# What the exercise asks:
Check every line below for the string "degrees", and copy the lines that contain it.
• • • • • • •
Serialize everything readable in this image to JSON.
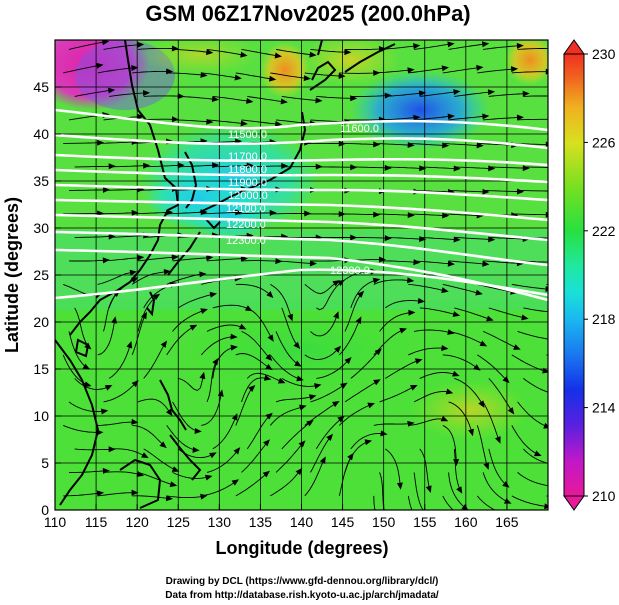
{
  "title": "GSM 06Z17Nov2025 (200.0hPa)",
  "xlabel": "Longitude (degrees)",
  "ylabel": "Latitude  (degrees)",
  "x_ticks": [
    "110",
    "115",
    "120",
    "125",
    "130",
    "135",
    "140",
    "145",
    "150",
    "155",
    "160",
    "165"
  ],
  "y_ticks": [
    "0",
    "5",
    "10",
    "15",
    "20",
    "25",
    "30",
    "35",
    "40",
    "45"
  ],
  "colorbar": {
    "labels": [
      "230",
      "226",
      "222",
      "218",
      "214",
      "210"
    ],
    "min": 210,
    "max": 230,
    "colors": [
      "#e8189a",
      "#d01ad0",
      "#7020e0",
      "#1038e8",
      "#1a8cf0",
      "#1ad2e8",
      "#20e8b0",
      "#28e040",
      "#70e020",
      "#c8e020",
      "#f0c020",
      "#f08020",
      "#f04020"
    ]
  },
  "contour_labels": [
    "11500.0",
    "11700.0",
    "11900.0",
    "12100.0",
    "12300.0",
    "11600.0",
    "11800.0",
    "12000.0",
    "12200.0",
    "12300.0"
  ],
  "credits": [
    "Drawing by DCL (https://www.gfd-dennou.org/library/dcl/)",
    "Data from http://database.rish.kyoto-u.ac.jp/arch/jmadata/"
  ]
}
• • • • • • •
# Answer to the exercise:
  "xlabel": "Longitude (degrees)",
  "ylabel": "Latitude  (degrees)",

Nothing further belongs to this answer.